— Exercise prompt —
Repeat each line word for word.

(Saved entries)
--------------------------------------------------

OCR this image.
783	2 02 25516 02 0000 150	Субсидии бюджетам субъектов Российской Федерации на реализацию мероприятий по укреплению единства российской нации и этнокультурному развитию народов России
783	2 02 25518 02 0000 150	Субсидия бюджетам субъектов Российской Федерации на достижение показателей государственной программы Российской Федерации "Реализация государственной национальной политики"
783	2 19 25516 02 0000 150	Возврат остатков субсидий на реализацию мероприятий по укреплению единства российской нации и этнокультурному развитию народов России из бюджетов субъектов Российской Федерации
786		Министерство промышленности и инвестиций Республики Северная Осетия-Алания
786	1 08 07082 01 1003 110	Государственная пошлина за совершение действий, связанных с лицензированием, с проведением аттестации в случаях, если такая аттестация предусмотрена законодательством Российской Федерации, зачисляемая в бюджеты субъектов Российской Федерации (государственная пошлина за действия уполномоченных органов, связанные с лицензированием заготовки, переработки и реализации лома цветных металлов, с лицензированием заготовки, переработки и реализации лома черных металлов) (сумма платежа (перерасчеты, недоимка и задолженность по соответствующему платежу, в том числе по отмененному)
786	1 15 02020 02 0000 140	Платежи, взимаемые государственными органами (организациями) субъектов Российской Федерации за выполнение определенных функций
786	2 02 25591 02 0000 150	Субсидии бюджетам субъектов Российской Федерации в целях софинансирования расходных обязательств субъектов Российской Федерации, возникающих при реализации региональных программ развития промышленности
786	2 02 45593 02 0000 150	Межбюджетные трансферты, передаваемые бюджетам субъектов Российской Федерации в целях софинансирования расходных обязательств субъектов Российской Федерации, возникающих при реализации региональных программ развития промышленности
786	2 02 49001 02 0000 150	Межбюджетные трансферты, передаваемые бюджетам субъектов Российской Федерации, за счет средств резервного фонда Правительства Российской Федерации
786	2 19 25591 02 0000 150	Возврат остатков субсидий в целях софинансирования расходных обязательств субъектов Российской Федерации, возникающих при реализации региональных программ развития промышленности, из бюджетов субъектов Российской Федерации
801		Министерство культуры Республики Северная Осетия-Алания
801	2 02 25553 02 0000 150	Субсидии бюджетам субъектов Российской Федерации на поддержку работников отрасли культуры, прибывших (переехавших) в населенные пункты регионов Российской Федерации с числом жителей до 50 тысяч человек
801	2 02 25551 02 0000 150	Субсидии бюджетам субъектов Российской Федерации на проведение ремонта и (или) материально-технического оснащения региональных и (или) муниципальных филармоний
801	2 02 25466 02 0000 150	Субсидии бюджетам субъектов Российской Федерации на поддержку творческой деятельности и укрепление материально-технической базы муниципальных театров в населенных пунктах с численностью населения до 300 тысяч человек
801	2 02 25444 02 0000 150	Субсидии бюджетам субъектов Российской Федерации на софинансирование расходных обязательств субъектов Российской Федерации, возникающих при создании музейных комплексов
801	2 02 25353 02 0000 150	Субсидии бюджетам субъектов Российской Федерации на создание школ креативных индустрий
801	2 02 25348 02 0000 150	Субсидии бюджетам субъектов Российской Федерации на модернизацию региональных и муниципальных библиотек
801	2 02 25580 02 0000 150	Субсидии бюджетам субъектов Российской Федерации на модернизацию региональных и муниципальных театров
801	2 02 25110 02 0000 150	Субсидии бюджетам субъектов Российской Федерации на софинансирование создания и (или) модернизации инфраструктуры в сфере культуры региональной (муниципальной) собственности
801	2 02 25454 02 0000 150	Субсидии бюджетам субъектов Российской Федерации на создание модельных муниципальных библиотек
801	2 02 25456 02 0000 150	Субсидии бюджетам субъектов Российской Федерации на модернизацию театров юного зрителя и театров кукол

--------------------------------------------------

— Response —
OCR this image.
783	2 02 25516 02 0000 150	Субсидии бюджетам субъектов Российской Федерации на реализацию мероприятий по укреплению единства российской нации и этнокультурному развитию народов России
783	2 02 25518 02 0000 150	Субсидия бюджетам субъектов Российской Федерации на достижение показателей государственной программы Российской Федерации "Реализация государственной национальной политики"
783	2 19 25516 02 0000 150	Возврат остатков субсидий на реализацию мероприятий по укреплению единства российской нации и этнокультурному развитию народов России из бюджетов субъектов Российской Федерации
786		Министерство промышленности и инвестиций Республики Северная Осетия-Алания
786	1 08 07082 01 1003 110	Государственная пошлина за совершение действий, связанных с лицензированием, с проведением аттестации в случаях, если такая аттестация предусмотрена законодательством Российской Федерации, зачисляемая в бюджеты субъектов Российской Федерации (государственная пошлина за действия уполномоченных органов, связанные с лицензированием заготовки, переработки и реализации лома цветных металлов, с лицензированием заготовки, переработки и реализации лома черных металлов) (сумма платежа (перерасчеты, недоимка и задолженность по соответствующему платежу, в том числе по отмененному)
786	1 15 02020 02 0000 140	Платежи, взимаемые государственными органами (организациями) субъектов Российской Федерации за выполнение определенных функций
786	2 02 25591 02 0000 150	Субсидии бюджетам субъектов Российской Федерации в целях софинансирования расходных обязательств субъектов Российской Федерации, возникающих при реализации региональных программ развития промышленности
786	2 02 45593 02 0000 150	Межбюджетные трансферты, передаваемые бюджетам субъектов Российской Федерации в целях софинансирования расходных обязательств субъектов Российской Федерации, возникающих при реализации региональных программ развития промышленности
786	2 02 49001 02 0000 150	Межбюджетные трансферты, передаваемые бюджетам субъектов Российской Федерации, за счет средств резервного фонда Правительства Российской Федерации
786	2 19 25591 02 0000 150	Возврат остатков субсидий в целях софинансирования расходных обязательств субъектов Российской Федерации, возникающих при реализации региональных программ развития промышленности, из бюджетов субъектов Российской Федерации
801		Министерство культуры Республики Северная Осетия-Алания
801	2 02 25553 02 0000 150	Субсидии бюджетам субъектов Российской Федерации на поддержку работников отрасли культуры, прибывших (переехавших) в населенные пункты регионов Российской Федерации с числом жителей до 50 тысяч человек
801	2 02 25551 02 0000 150	Субсидии бюджетам субъектов Российской Федерации на проведение ремонта и (или) материально-технического оснащения региональных и (или) муниципальных филармоний
801	2 02 25466 02 0000 150	Субсидии бюджетам субъектов Российской Федерации на поддержку творческой деятельности и укрепление материально-технической базы муниципальных театров в населенных пунктах с численностью населения до 300 тысяч человек
801	2 02 25444 02 0000 150	Субсидии бюджетам субъектов Российской Федерации на софинансирование расходных обязательств субъектов Российской Федерации, возникающих при создании музейных комплексов
801	2 02 25353 02 0000 150	Субсидии бюджетам субъектов Российской Федерации на создание школ креативных индустрий
801	2 02 25348 02 0000 150	Субсидии бюджетам субъектов Российской Федерации на модернизацию региональных и муниципальных библиотек
801	2 02 25580 02 0000 150	Субсидии бюджетам субъектов Российской Федерации на модернизацию региональных и муниципальных театров
801	2 02 25110 02 0000 150	Субсидии бюджетам субъектов Российской Федерации на софинансирование создания и (или) модернизации инфраструктуры в сфере культуры региональной (муниципальной) собственности
801	2 02 25454 02 0000 150	Субсидии бюджетам субъектов Российской Федерации на создание модельных муниципальных библиотек
801	2 02 25456 02 0000 150	Субсидии бюджетам субъектов Российской Федерации на модернизацию театров юного зрителя и театров кукол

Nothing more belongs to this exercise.